- **WORK INSTRUCTIONS**
An exact copy of the records is required, minus the pictures they hold.

Entries from a visual dataset
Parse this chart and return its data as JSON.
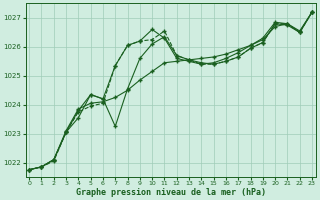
{
  "title": "Graphe pression niveau de la mer (hPa)",
  "xlabel_ticks": [
    0,
    1,
    2,
    3,
    4,
    5,
    6,
    7,
    8,
    9,
    10,
    11,
    12,
    13,
    14,
    15,
    16,
    17,
    18,
    19,
    20,
    21,
    22,
    23
  ],
  "ylim": [
    1021.5,
    1027.5
  ],
  "xlim": [
    -0.3,
    23.3
  ],
  "yticks": [
    1022,
    1023,
    1024,
    1025,
    1026,
    1027
  ],
  "bg_color": "#d0ede0",
  "grid_color": "#a0ccb8",
  "line_color": "#1a6020",
  "line1_x": [
    0,
    1,
    2,
    3,
    4,
    5,
    6,
    7,
    8,
    9,
    10,
    11,
    12,
    13,
    14,
    15,
    16,
    17,
    18,
    19,
    20,
    21,
    22,
    23
  ],
  "line1_y": [
    1021.75,
    1021.85,
    1022.05,
    1023.05,
    1023.75,
    1023.95,
    1024.05,
    1025.35,
    1026.05,
    1026.2,
    1026.25,
    1026.55,
    1025.7,
    1025.55,
    1025.4,
    1025.4,
    1025.5,
    1025.65,
    1025.95,
    1026.15,
    1026.8,
    1026.8,
    1026.5,
    1027.2
  ],
  "line2_x": [
    0,
    1,
    2,
    3,
    4,
    5,
    6,
    7,
    8,
    9,
    10,
    11,
    12,
    13,
    14,
    15,
    16,
    17,
    18,
    19,
    20,
    21,
    22,
    23
  ],
  "line2_y": [
    1021.75,
    1021.85,
    1022.1,
    1023.05,
    1023.55,
    1024.35,
    1024.2,
    1023.25,
    1024.55,
    1025.6,
    1026.1,
    1026.35,
    1025.7,
    1025.55,
    1025.45,
    1025.4,
    1025.5,
    1025.65,
    1025.95,
    1026.15,
    1026.8,
    1026.75,
    1026.5,
    1027.2
  ],
  "line3_x": [
    0,
    1,
    2,
    3,
    4,
    5,
    6,
    7,
    8,
    9,
    10,
    11,
    12,
    13,
    14,
    15,
    16,
    17,
    18,
    19,
    20,
    21,
    22,
    23
  ],
  "line3_y": [
    1021.75,
    1021.85,
    1022.1,
    1023.05,
    1023.8,
    1024.35,
    1024.2,
    1025.35,
    1026.05,
    1026.2,
    1026.6,
    1026.3,
    1025.6,
    1025.5,
    1025.4,
    1025.45,
    1025.6,
    1025.8,
    1026.05,
    1026.3,
    1026.85,
    1026.8,
    1026.5,
    1027.2
  ],
  "line4_x": [
    0,
    1,
    2,
    3,
    4,
    5,
    6,
    7,
    8,
    9,
    10,
    11,
    12,
    13,
    14,
    15,
    16,
    17,
    18,
    19,
    20,
    21,
    22,
    23
  ],
  "line4_y": [
    1021.75,
    1021.85,
    1022.1,
    1023.1,
    1023.85,
    1024.05,
    1024.1,
    1024.25,
    1024.5,
    1024.85,
    1025.15,
    1025.45,
    1025.5,
    1025.55,
    1025.6,
    1025.65,
    1025.75,
    1025.9,
    1026.05,
    1026.25,
    1026.7,
    1026.8,
    1026.55,
    1027.2
  ]
}
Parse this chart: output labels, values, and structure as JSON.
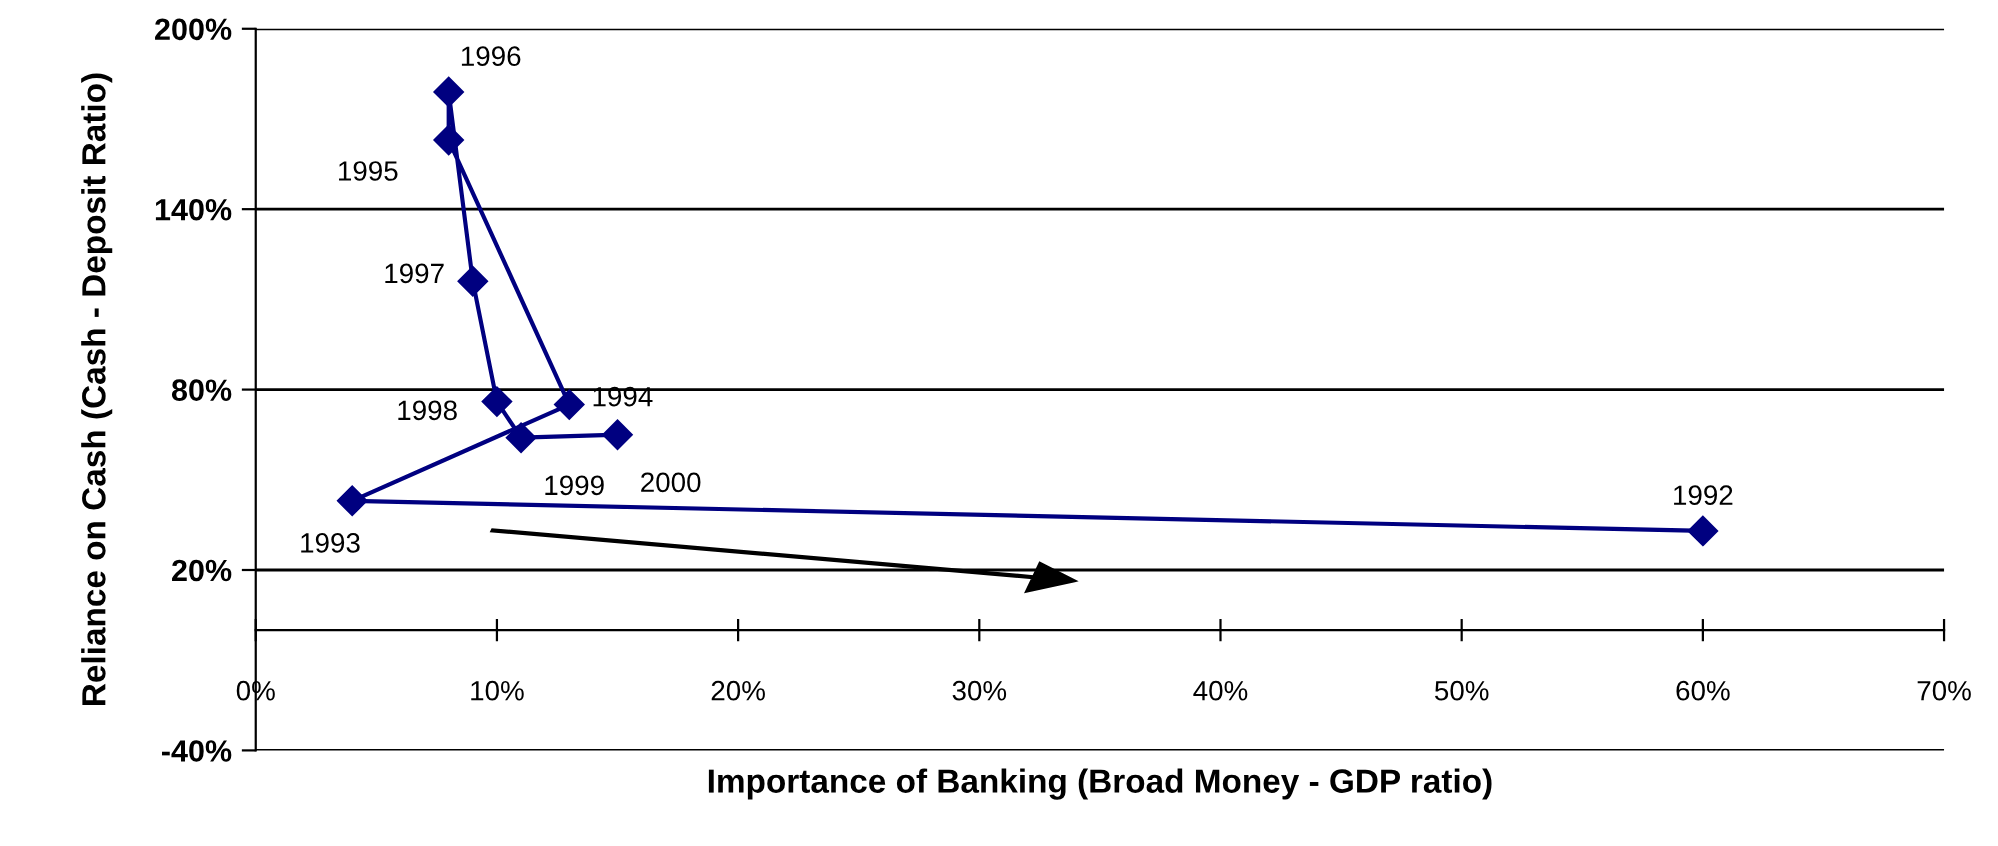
{
  "chart_data": {
    "type": "line",
    "xlabel": "Importance of Banking (Broad Money - GDP ratio)",
    "ylabel": "Reliance on Cash (Cash - Deposit Ratio)",
    "series": [
      {
        "color": "#000080",
        "x": [
          60,
          4,
          13,
          8,
          8,
          9,
          10,
          11,
          15
        ],
        "values": [
          33,
          43,
          75,
          163,
          179,
          116,
          76,
          64,
          65
        ]
      }
    ],
    "annotations": [
      {
        "text": "1992",
        "x": 60,
        "y": 33
      },
      {
        "text": "1993",
        "x": 4,
        "y": 43
      },
      {
        "text": "1994",
        "x": 13,
        "y": 75
      },
      {
        "text": "1995",
        "x": 8,
        "y": 163
      },
      {
        "text": "1996",
        "x": 8,
        "y": 179
      },
      {
        "text": "1997",
        "x": 9,
        "y": 116
      },
      {
        "text": "1998",
        "x": 10,
        "y": 76
      },
      {
        "text": "1999",
        "x": 11,
        "y": 64
      },
      {
        "text": "2000",
        "x": 15,
        "y": 65
      }
    ],
    "marker": "diamond",
    "line_style": "solid",
    "grid": "y",
    "legend": false,
    "xlim": [
      0,
      70
    ],
    "xticks": [
      {
        "value": 0,
        "label": "0%"
      },
      {
        "value": 10,
        "label": "10%"
      },
      {
        "value": 20,
        "label": "20%"
      },
      {
        "value": 30,
        "label": "30%"
      },
      {
        "value": 40,
        "label": "40%"
      },
      {
        "value": 50,
        "label": "50%"
      },
      {
        "value": 60,
        "label": "60%"
      },
      {
        "value": 70,
        "label": "70%"
      }
    ],
    "ylim": [
      -40,
      200
    ],
    "yticks": [
      {
        "value": -40,
        "label": "-40%"
      },
      {
        "value": 20,
        "label": "20%"
      },
      {
        "value": 80,
        "label": "80%"
      },
      {
        "value": 140,
        "label": "140%"
      },
      {
        "value": 200,
        "label": "200%"
      }
    ]
  }
}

- **IN RESPONSE**
Parse this chart and return its data as JSON.
{
  "title": "Graphe pression niveau de la mer (hPa)",
  "xlabel_ticks": [
    0,
    1,
    2,
    3,
    4,
    5,
    6,
    7,
    8,
    9,
    10,
    11,
    12,
    13,
    14,
    15,
    16,
    17,
    18,
    19,
    20,
    21,
    22,
    23
  ],
  "ylim": [
    1021.5,
    1027.5
  ],
  "xlim": [
    -0.3,
    23.3
  ],
  "yticks": [
    1022,
    1023,
    1024,
    1025,
    1026,
    1027
  ],
  "bg_color": "#d0ede0",
  "grid_color": "#a0ccb8",
  "line_color": "#1a6020",
  "line1_x": [
    0,
    1,
    2,
    3,
    4,
    5,
    6,
    7,
    8,
    9,
    10,
    11,
    12,
    13,
    14,
    15,
    16,
    17,
    18,
    19,
    20,
    21,
    22,
    23
  ],
  "line1_y": [
    1021.75,
    1021.85,
    1022.05,
    1023.05,
    1023.75,
    1023.95,
    1024.05,
    1025.35,
    1026.05,
    1026.2,
    1026.25,
    1026.55,
    1025.7,
    1025.55,
    1025.4,
    1025.4,
    1025.5,
    1025.65,
    1025.95,
    1026.15,
    1026.8,
    1026.8,
    1026.5,
    1027.2
  ],
  "line2_x": [
    0,
    1,
    2,
    3,
    4,
    5,
    6,
    7,
    8,
    9,
    10,
    11,
    12,
    13,
    14,
    15,
    16,
    17,
    18,
    19,
    20,
    21,
    22,
    23
  ],
  "line2_y": [
    1021.75,
    1021.85,
    1022.1,
    1023.05,
    1023.55,
    1024.35,
    1024.2,
    1023.25,
    1024.55,
    1025.6,
    1026.1,
    1026.35,
    1025.7,
    1025.55,
    1025.45,
    1025.4,
    1025.5,
    1025.65,
    1025.95,
    1026.15,
    1026.8,
    1026.75,
    1026.5,
    1027.2
  ],
  "line3_x": [
    0,
    1,
    2,
    3,
    4,
    5,
    6,
    7,
    8,
    9,
    10,
    11,
    12,
    13,
    14,
    15,
    16,
    17,
    18,
    19,
    20,
    21,
    22,
    23
  ],
  "line3_y": [
    1021.75,
    1021.85,
    1022.1,
    1023.05,
    1023.8,
    1024.35,
    1024.2,
    1025.35,
    1026.05,
    1026.2,
    1026.6,
    1026.3,
    1025.6,
    1025.5,
    1025.4,
    1025.45,
    1025.6,
    1025.8,
    1026.05,
    1026.3,
    1026.85,
    1026.8,
    1026.5,
    1027.2
  ],
  "line4_x": [
    0,
    1,
    2,
    3,
    4,
    5,
    6,
    7,
    8,
    9,
    10,
    11,
    12,
    13,
    14,
    15,
    16,
    17,
    18,
    19,
    20,
    21,
    22,
    23
  ],
  "line4_y": [
    1021.75,
    1021.85,
    1022.1,
    1023.1,
    1023.85,
    1024.05,
    1024.1,
    1024.25,
    1024.5,
    1024.85,
    1025.15,
    1025.45,
    1025.5,
    1025.55,
    1025.6,
    1025.65,
    1025.75,
    1025.9,
    1026.05,
    1026.25,
    1026.7,
    1026.8,
    1026.55,
    1027.2
  ]
}
Parse this chart: output labels, values, and structure as JSON.
{
  "chart_data": {
    "type": "line",
    "xlabel": "Importance of Banking (Broad Money - GDP ratio)",
    "ylabel": "Reliance on Cash (Cash - Deposit Ratio)",
    "series": [
      {
        "color": "#000080",
        "x": [
          60,
          4,
          13,
          8,
          8,
          9,
          10,
          11,
          15
        ],
        "values": [
          33,
          43,
          75,
          163,
          179,
          116,
          76,
          64,
          65
        ]
      }
    ],
    "annotations": [
      {
        "text": "1992",
        "x": 60,
        "y": 33
      },
      {
        "text": "1993",
        "x": 4,
        "y": 43
      },
      {
        "text": "1994",
        "x": 13,
        "y": 75
      },
      {
        "text": "1995",
        "x": 8,
        "y": 163
      },
      {
        "text": "1996",
        "x": 8,
        "y": 179
      },
      {
        "text": "1997",
        "x": 9,
        "y": 116
      },
      {
        "text": "1998",
        "x": 10,
        "y": 76
      },
      {
        "text": "1999",
        "x": 11,
        "y": 64
      },
      {
        "text": "2000",
        "x": 15,
        "y": 65
      }
    ],
    "marker": "diamond",
    "line_style": "solid",
    "grid": "y",
    "legend": false,
    "xlim": [
      0,
      70
    ],
    "xticks": [
      {
        "value": 0,
        "label": "0%"
      },
      {
        "value": 10,
        "label": "10%"
      },
      {
        "value": 20,
        "label": "20%"
      },
      {
        "value": 30,
        "label": "30%"
      },
      {
        "value": 40,
        "label": "40%"
      },
      {
        "value": 50,
        "label": "50%"
      },
      {
        "value": 60,
        "label": "60%"
      },
      {
        "value": 70,
        "label": "70%"
      }
    ],
    "ylim": [
      -40,
      200
    ],
    "yticks": [
      {
        "value": -40,
        "label": "-40%"
      },
      {
        "value": 20,
        "label": "20%"
      },
      {
        "value": 80,
        "label": "80%"
      },
      {
        "value": 140,
        "label": "140%"
      },
      {
        "value": 200,
        "label": "200%"
      }
    ]
  }
}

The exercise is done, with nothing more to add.